### Exercise task:
Reproduce the entries below word for word, from the first line through the line containing "tipo-viaggio-field[interactable]: Transfer privato", including both.

### Records for this task:
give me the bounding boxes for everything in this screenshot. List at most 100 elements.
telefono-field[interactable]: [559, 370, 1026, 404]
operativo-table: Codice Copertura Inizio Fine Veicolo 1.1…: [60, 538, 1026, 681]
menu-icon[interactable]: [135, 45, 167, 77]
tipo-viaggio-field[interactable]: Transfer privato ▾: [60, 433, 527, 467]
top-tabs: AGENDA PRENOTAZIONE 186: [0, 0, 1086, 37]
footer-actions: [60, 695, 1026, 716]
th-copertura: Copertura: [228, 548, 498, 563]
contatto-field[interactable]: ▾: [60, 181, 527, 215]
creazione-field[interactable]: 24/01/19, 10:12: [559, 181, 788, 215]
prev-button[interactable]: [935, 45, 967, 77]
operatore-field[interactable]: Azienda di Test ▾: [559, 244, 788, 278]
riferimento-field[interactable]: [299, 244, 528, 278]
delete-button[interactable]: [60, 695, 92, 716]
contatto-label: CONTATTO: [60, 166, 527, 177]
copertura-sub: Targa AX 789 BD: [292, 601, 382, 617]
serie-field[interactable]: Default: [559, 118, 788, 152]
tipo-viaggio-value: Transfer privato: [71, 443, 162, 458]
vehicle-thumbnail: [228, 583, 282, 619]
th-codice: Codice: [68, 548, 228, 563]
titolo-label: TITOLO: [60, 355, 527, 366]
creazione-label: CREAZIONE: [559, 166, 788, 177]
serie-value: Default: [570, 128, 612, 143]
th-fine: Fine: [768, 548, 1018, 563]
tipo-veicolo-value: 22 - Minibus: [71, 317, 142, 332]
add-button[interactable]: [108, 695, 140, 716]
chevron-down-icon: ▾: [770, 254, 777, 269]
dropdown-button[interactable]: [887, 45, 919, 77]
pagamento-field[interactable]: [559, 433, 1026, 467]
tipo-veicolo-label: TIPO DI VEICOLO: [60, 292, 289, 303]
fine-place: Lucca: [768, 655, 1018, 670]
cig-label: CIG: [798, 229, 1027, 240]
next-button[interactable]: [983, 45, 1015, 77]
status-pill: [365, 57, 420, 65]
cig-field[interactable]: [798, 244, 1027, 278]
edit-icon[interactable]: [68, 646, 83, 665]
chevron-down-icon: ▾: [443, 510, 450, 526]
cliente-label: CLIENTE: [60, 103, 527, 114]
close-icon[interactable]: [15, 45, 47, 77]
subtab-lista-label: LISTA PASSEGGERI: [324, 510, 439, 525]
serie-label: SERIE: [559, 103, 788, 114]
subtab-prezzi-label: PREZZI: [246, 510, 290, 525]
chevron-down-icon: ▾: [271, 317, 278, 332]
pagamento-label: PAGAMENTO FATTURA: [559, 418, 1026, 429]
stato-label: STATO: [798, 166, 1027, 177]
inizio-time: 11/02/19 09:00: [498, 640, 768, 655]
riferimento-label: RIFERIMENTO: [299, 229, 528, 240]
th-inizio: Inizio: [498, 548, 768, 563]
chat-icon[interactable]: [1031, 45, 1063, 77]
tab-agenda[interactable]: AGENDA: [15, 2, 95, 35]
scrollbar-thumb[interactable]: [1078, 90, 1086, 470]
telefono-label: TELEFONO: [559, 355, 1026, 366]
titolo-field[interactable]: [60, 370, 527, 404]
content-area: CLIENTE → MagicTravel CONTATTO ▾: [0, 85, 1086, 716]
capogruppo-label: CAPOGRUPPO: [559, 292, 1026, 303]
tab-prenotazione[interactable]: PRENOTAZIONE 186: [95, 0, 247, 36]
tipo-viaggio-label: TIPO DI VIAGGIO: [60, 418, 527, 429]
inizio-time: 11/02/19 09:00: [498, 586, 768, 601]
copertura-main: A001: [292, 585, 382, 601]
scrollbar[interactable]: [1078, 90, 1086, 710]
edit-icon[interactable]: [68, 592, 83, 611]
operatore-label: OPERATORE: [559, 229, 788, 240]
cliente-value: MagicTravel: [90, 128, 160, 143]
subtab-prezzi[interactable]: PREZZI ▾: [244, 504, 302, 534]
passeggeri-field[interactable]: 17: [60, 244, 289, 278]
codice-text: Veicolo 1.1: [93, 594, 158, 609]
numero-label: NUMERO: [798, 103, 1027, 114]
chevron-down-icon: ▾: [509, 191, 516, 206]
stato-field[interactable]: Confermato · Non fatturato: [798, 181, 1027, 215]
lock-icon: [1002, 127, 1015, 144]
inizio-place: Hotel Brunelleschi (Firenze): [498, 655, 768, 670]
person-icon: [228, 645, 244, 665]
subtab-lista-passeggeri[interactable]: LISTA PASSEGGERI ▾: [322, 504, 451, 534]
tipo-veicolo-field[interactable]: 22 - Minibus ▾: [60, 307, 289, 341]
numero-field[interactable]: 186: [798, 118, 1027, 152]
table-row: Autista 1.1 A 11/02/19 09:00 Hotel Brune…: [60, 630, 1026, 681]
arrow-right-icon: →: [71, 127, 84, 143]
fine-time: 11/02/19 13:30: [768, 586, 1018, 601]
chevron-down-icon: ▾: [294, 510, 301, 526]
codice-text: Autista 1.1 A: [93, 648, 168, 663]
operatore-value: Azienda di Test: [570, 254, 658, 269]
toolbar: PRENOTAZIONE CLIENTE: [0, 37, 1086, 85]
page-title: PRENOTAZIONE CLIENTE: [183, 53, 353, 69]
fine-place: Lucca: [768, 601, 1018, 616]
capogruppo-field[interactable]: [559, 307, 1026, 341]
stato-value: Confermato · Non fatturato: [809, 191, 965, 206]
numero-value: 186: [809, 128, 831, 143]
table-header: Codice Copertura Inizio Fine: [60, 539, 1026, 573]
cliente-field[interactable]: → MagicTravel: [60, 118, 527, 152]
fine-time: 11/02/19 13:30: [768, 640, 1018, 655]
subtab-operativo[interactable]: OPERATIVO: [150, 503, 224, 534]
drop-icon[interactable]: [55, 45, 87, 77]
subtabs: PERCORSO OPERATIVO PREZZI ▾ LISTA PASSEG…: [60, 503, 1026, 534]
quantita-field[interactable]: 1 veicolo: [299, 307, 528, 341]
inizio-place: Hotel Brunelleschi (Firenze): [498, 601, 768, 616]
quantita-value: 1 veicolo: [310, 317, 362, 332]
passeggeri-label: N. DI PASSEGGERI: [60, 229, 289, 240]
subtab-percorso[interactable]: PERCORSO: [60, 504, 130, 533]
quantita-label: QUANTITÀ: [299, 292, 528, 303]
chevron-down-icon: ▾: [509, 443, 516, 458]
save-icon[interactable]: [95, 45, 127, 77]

### Written solution:
give me the bounding boxes for everything in this screenshot. List at most 100 elements.
telefono-field[interactable]: [559, 370, 1026, 404]
operativo-table: Codice Copertura Inizio Fine Veicolo 1.1…: [60, 538, 1026, 681]
menu-icon[interactable]: [135, 45, 167, 77]
tipo-viaggio-field[interactable]: Transfer privato ▾: [60, 433, 527, 467]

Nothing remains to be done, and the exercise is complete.